Dataset rows:
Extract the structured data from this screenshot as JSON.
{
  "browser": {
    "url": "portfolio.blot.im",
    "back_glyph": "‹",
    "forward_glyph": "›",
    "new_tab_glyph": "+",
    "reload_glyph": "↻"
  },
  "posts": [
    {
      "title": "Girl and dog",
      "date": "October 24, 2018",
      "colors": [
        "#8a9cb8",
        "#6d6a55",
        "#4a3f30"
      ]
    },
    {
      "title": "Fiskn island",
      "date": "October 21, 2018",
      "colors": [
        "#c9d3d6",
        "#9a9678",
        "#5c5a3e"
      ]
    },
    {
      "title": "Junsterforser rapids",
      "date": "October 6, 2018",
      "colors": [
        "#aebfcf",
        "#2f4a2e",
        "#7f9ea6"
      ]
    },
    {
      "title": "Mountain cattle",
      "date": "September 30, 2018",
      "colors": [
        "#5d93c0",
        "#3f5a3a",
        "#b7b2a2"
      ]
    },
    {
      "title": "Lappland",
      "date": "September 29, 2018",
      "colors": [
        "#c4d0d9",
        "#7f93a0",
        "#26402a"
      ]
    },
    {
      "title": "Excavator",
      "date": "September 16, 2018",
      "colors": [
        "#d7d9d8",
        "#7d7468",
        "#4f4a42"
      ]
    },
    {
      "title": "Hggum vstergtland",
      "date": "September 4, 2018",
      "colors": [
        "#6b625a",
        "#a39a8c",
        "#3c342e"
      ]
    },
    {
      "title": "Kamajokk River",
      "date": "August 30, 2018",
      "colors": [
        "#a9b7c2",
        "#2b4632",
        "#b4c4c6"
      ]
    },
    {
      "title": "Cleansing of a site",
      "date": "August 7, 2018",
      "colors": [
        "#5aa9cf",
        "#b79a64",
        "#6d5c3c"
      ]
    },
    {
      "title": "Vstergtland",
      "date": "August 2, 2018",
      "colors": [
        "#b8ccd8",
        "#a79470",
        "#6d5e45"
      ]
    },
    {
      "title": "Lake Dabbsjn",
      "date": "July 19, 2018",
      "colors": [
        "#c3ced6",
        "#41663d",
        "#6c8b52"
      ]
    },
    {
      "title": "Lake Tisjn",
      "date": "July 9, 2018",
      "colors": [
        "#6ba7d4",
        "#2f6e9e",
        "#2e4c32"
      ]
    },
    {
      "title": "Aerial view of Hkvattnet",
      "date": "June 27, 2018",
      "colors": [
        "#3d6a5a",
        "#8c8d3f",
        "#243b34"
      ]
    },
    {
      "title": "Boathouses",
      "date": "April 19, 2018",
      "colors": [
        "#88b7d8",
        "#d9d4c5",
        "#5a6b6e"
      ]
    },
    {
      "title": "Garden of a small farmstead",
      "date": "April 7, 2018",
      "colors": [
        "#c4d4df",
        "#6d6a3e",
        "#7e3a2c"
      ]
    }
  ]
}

[Written instruction]
Search the entries for the word "September" and copy every line that has it.

[Answer for the task]
      "date": "September 30, 2018",
      "date": "September 29, 2018",
      "date": "September 16, 2018",
      "date": "September 4, 2018",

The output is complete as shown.